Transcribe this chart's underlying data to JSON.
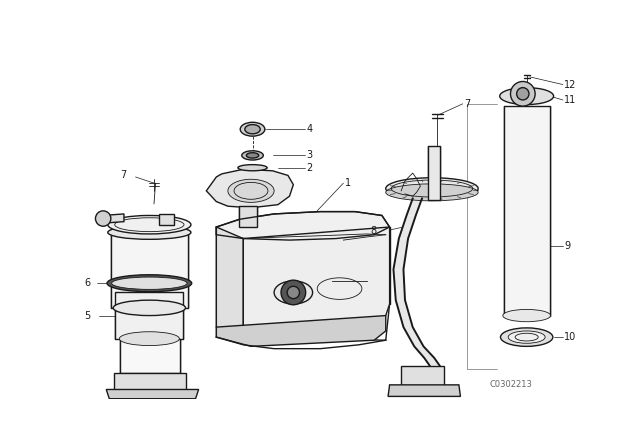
{
  "bg_color": "#ffffff",
  "line_color": "#1a1a1a",
  "fig_width": 6.4,
  "fig_height": 4.48,
  "dpi": 100,
  "watermark": "C0302213"
}
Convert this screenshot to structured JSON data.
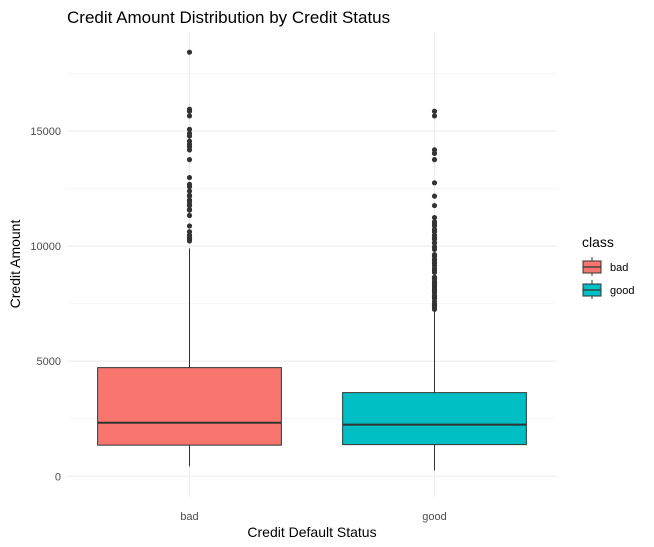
{
  "chart_data": {
    "type": "boxplot",
    "title": "Credit Amount Distribution by Credit Status",
    "xlabel": "Credit Default Status",
    "ylabel": "Credit Amount",
    "categories": [
      "bad",
      "good"
    ],
    "ylim": [
      -900,
      19300
    ],
    "yticks": [
      0,
      5000,
      10000,
      15000
    ],
    "grid": true,
    "legend": {
      "title": "class",
      "position": "right",
      "entries": [
        {
          "label": "bad",
          "color": "#F8766D"
        },
        {
          "label": "good",
          "color": "#00BFC4"
        }
      ]
    },
    "series": [
      {
        "category": "bad",
        "color": "#F8766D",
        "whisker_low": 433,
        "q1": 1352,
        "median": 2324,
        "q3": 4720,
        "whisker_high": 9898,
        "outliers": [
          10222,
          10297,
          10366,
          10477,
          10623,
          10875,
          11328,
          11560,
          11590,
          11760,
          11816,
          11938,
          11998,
          12169,
          12204,
          12389,
          12579,
          12680,
          12976,
          13756,
          14179,
          14318,
          14421,
          14555,
          14782,
          14896,
          15072,
          15653,
          15857,
          15945,
          18424
        ]
      },
      {
        "category": "good",
        "color": "#00BFC4",
        "whisker_low": 250,
        "q1": 1376,
        "median": 2244,
        "q3": 3634,
        "whisker_high": 7174,
        "outliers": [
          7253,
          7297,
          7393,
          7476,
          7485,
          7596,
          7721,
          7758,
          7824,
          7855,
          7966,
          8065,
          8133,
          8229,
          8318,
          8386,
          8471,
          8588,
          8613,
          8648,
          8858,
          8947,
          9034,
          9157,
          9271,
          9277,
          9398,
          9436,
          9566,
          9572,
          9629,
          9857,
          9960,
          10127,
          10144,
          10297,
          10366,
          10477,
          10623,
          10722,
          10875,
          10961,
          11054,
          11238,
          11760,
          12169,
          12749,
          13756,
          14027,
          14179,
          15653,
          15857
        ]
      }
    ]
  }
}
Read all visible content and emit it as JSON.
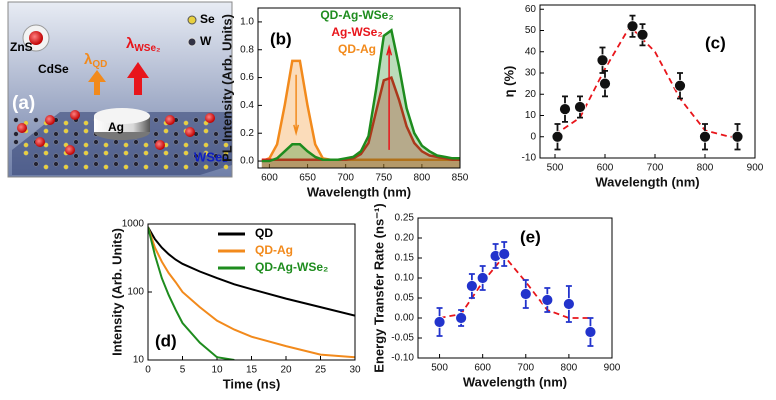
{
  "illustration": {
    "panel_label": "(a)",
    "shell": "ZnS",
    "core": "CdSe",
    "lambda_qd": {
      "symbol": "λ",
      "sub": "QD"
    },
    "lambda_wse2": {
      "symbol": "λ",
      "sub": "WSe₂"
    },
    "legend_se": "Se",
    "legend_w": "W",
    "disk": "Ag",
    "layer": "WSe₂"
  },
  "chart_data": [
    {
      "type": "area",
      "panel_label": "(b)",
      "xlabel": "Wavelength (nm)",
      "ylabel": "PL Intensity (Arb. Units)",
      "xlim": [
        585,
        850
      ],
      "xticks": [
        600,
        650,
        700,
        750,
        800,
        850
      ],
      "ylim": [
        -0.05,
        1.1
      ],
      "yticks": [
        {
          "value": 0,
          "label": "0.0"
        },
        0.2,
        0.4,
        0.6,
        0.8,
        {
          "value": 1,
          "label": "1.0"
        }
      ],
      "legend": "upper center",
      "x": [
        590,
        600,
        610,
        620,
        630,
        640,
        650,
        660,
        670,
        680,
        690,
        700,
        710,
        720,
        730,
        740,
        750,
        760,
        770,
        780,
        790,
        800,
        810,
        820,
        830,
        840,
        850
      ],
      "series": [
        {
          "name": "QD-Ag-WSe₂",
          "color": "#1e8c1e",
          "values": [
            0,
            0,
            0.02,
            0.07,
            0.12,
            0.12,
            0.07,
            0.03,
            0.01,
            0.01,
            0.01,
            0.02,
            0.03,
            0.07,
            0.18,
            0.52,
            0.9,
            0.94,
            0.68,
            0.38,
            0.2,
            0.11,
            0.07,
            0.04,
            0.03,
            0.02,
            0.02
          ]
        },
        {
          "name": "Ag-WSe₂",
          "color": "#e8151b",
          "values": [
            0.01,
            0.01,
            0.01,
            0.01,
            0.01,
            0.01,
            0.01,
            0.01,
            0.01,
            0.01,
            0.01,
            0.01,
            0.02,
            0.05,
            0.13,
            0.36,
            0.58,
            0.6,
            0.44,
            0.25,
            0.13,
            0.07,
            0.04,
            0.03,
            0.02,
            0.01,
            0.01
          ]
        },
        {
          "name": "QD-Ag",
          "color": "#f28a1c",
          "values": [
            0,
            0.02,
            0.12,
            0.4,
            0.72,
            0.72,
            0.4,
            0.12,
            0.02,
            0.01,
            0.01,
            0.01,
            0.01,
            0.01,
            0.01,
            0.01,
            0.01,
            0.01,
            0.01,
            0.01,
            0.01,
            0.01,
            0.01,
            0.01,
            0.01,
            0.01,
            0.01
          ]
        }
      ]
    },
    {
      "type": "scatter",
      "panel_label": "(c)",
      "xlabel": "Wavelength (nm)",
      "ylabel": "η (%)",
      "xlim": [
        470,
        900
      ],
      "xticks": [
        500,
        600,
        700,
        800,
        900
      ],
      "ylim": [
        -10,
        62
      ],
      "yticks": [
        -10,
        0,
        10,
        20,
        30,
        40,
        50,
        60
      ],
      "color": "#111111",
      "fit_color": "#e8151b",
      "x": [
        505,
        520,
        550,
        595,
        600,
        655,
        675,
        750,
        800,
        865
      ],
      "values": [
        0,
        13,
        14,
        36,
        25,
        52,
        48,
        24,
        0,
        0
      ],
      "errors": [
        6,
        6,
        5,
        6,
        6,
        5,
        5,
        6,
        6,
        6
      ],
      "fit_x": [
        500,
        550,
        600,
        650,
        700,
        750,
        800,
        850,
        870
      ],
      "fit_values": [
        1,
        9,
        32,
        52,
        40,
        18,
        3,
        0,
        0
      ]
    },
    {
      "type": "line",
      "panel_label": "(d)",
      "xlabel": "Time (ns)",
      "ylabel": "Intensity (Arb. Units)",
      "log_y": true,
      "legend": "upper right",
      "xlim": [
        0,
        30
      ],
      "xticks": [
        0,
        5,
        10,
        15,
        20,
        25,
        30
      ],
      "ylim": [
        10,
        1000
      ],
      "yticks": [
        10,
        100,
        1000
      ],
      "x": [
        0,
        1,
        2,
        3,
        4,
        5,
        7.5,
        10,
        12.5,
        15,
        20,
        25,
        30
      ],
      "series": [
        {
          "name": "QD",
          "color": "#000000",
          "values": [
            900,
            600,
            450,
            360,
            300,
            260,
            200,
            160,
            130,
            110,
            80,
            60,
            45
          ]
        },
        {
          "name": "QD-Ag",
          "color": "#f28a1c",
          "values": [
            900,
            450,
            280,
            190,
            140,
            100,
            60,
            38,
            28,
            22,
            16,
            12,
            11
          ]
        },
        {
          "name": "QD-Ag-WSe₂",
          "color": "#1e8c1e",
          "values": [
            900,
            350,
            160,
            90,
            55,
            35,
            18,
            11,
            10,
            null,
            null,
            null,
            null
          ]
        }
      ]
    },
    {
      "type": "scatter",
      "panel_label": "(e)",
      "xlabel": "Wavelength (nm)",
      "ylabel": "Energy Transfer Rate (ns⁻¹)",
      "xlim": [
        450,
        900
      ],
      "xticks": [
        500,
        600,
        700,
        800,
        900
      ],
      "ylim": [
        -0.1,
        0.25
      ],
      "yticks": [
        {
          "value": -0.1,
          "label": "-0.10"
        },
        {
          "value": -0.05,
          "label": "-0.05"
        },
        {
          "value": 0,
          "label": "0.00"
        },
        {
          "value": 0.05,
          "label": "0.05"
        },
        {
          "value": 0.1,
          "label": "0.10"
        },
        {
          "value": 0.15,
          "label": "0.15"
        },
        {
          "value": 0.2,
          "label": "0.20"
        },
        {
          "value": 0.25,
          "label": "0.25"
        }
      ],
      "color": "#2233cc",
      "fit_color": "#e8151b",
      "x": [
        500,
        550,
        575,
        600,
        630,
        650,
        700,
        750,
        800,
        850
      ],
      "values": [
        -0.01,
        0,
        0.08,
        0.1,
        0.155,
        0.16,
        0.06,
        0.045,
        0.035,
        -0.035
      ],
      "errors": [
        0.035,
        0.02,
        0.03,
        0.03,
        0.03,
        0.03,
        0.035,
        0.03,
        0.045,
        0.035
      ],
      "fit_x": [
        500,
        550,
        600,
        650,
        700,
        750,
        800,
        850
      ],
      "fit_values": [
        0,
        0.01,
        0.09,
        0.155,
        0.09,
        0.02,
        0,
        0
      ]
    }
  ]
}
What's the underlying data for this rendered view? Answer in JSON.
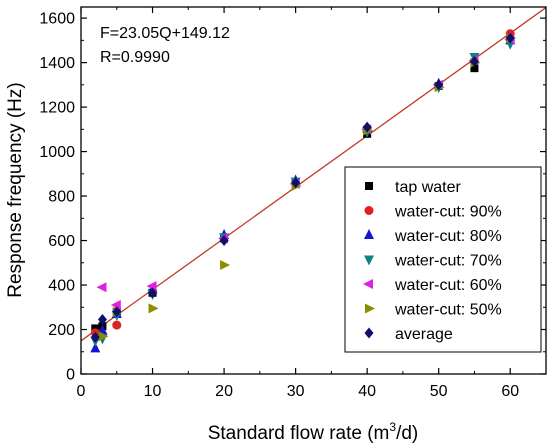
{
  "chart_data": {
    "type": "scatter",
    "xlabel": "Standard flow rate (m",
    "xlabel_sup": "3",
    "xlabel_tail": "/d)",
    "ylabel": "Response frequency (Hz)",
    "xlim": [
      0,
      65
    ],
    "ylim": [
      0,
      1650
    ],
    "x_ticks": [
      0,
      10,
      20,
      30,
      40,
      50,
      60
    ],
    "y_ticks": [
      0,
      200,
      400,
      600,
      800,
      1000,
      1200,
      1400,
      1600
    ],
    "grid": false,
    "legend_position": "bottom-right",
    "annotations": [
      "F=23.05Q+149.12",
      "R=0.9990"
    ],
    "fit_line": {
      "slope": 23.05,
      "intercept": 149.12,
      "color": "#c0392b"
    },
    "series": [
      {
        "name": "tap water",
        "marker": "square",
        "color": "#000000",
        "points": [
          [
            2,
            205
          ],
          [
            3,
            215
          ],
          [
            5,
            280
          ],
          [
            10,
            365
          ],
          [
            20,
            610
          ],
          [
            30,
            860
          ],
          [
            40,
            1080
          ],
          [
            50,
            1295
          ],
          [
            55,
            1375
          ],
          [
            60,
            1510
          ]
        ]
      },
      {
        "name": "water-cut: 90%",
        "marker": "circle",
        "color": "#e02020",
        "points": [
          [
            2,
            185
          ],
          [
            5,
            220
          ],
          [
            60,
            1530
          ]
        ]
      },
      {
        "name": "water-cut: 80%",
        "marker": "triangle-up",
        "color": "#1515d0",
        "points": [
          [
            2,
            115
          ],
          [
            3,
            195
          ],
          [
            5,
            270
          ],
          [
            10,
            380
          ],
          [
            20,
            625
          ],
          [
            30,
            870
          ],
          [
            40,
            1105
          ],
          [
            50,
            1305
          ],
          [
            55,
            1415
          ],
          [
            60,
            1500
          ]
        ]
      },
      {
        "name": "water-cut: 70%",
        "marker": "triangle-down",
        "color": "#108080",
        "points": [
          [
            2,
            150
          ],
          [
            3,
            160
          ],
          [
            5,
            265
          ],
          [
            10,
            360
          ],
          [
            20,
            615
          ],
          [
            30,
            865
          ],
          [
            40,
            1090
          ],
          [
            50,
            1290
          ],
          [
            55,
            1425
          ],
          [
            60,
            1485
          ]
        ]
      },
      {
        "name": "water-cut: 60%",
        "marker": "triangle-left",
        "color": "#e020e0",
        "points": [
          [
            3,
            390
          ],
          [
            5,
            310
          ],
          [
            10,
            395
          ],
          [
            20,
            610
          ],
          [
            30,
            855
          ],
          [
            40,
            1100
          ],
          [
            50,
            1300
          ],
          [
            55,
            1410
          ],
          [
            60,
            1505
          ]
        ]
      },
      {
        "name": "water-cut: 50%",
        "marker": "triangle-right",
        "color": "#8c8c00",
        "points": [
          [
            3,
            170
          ],
          [
            5,
            280
          ],
          [
            10,
            295
          ],
          [
            20,
            490
          ],
          [
            30,
            845
          ],
          [
            40,
            1095
          ],
          [
            50,
            1290
          ],
          [
            55,
            1400
          ],
          [
            60,
            1510
          ]
        ]
      },
      {
        "name": "average",
        "marker": "diamond",
        "color": "#10106a",
        "points": [
          [
            2,
            165
          ],
          [
            3,
            245
          ],
          [
            5,
            280
          ],
          [
            10,
            365
          ],
          [
            20,
            600
          ],
          [
            30,
            860
          ],
          [
            40,
            1110
          ],
          [
            50,
            1300
          ],
          [
            55,
            1405
          ],
          [
            60,
            1510
          ]
        ]
      }
    ]
  }
}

________

[Task directions] Copy out each line of the records where the string "WSe₂" appears.

[Exercise response]
      "sub": "WSe₂"
    "layer": "WSe₂"
          "name": "QD-Ag-WSe₂",
          "name": "Ag-WSe₂",
          "name": "QD-Ag-WSe₂",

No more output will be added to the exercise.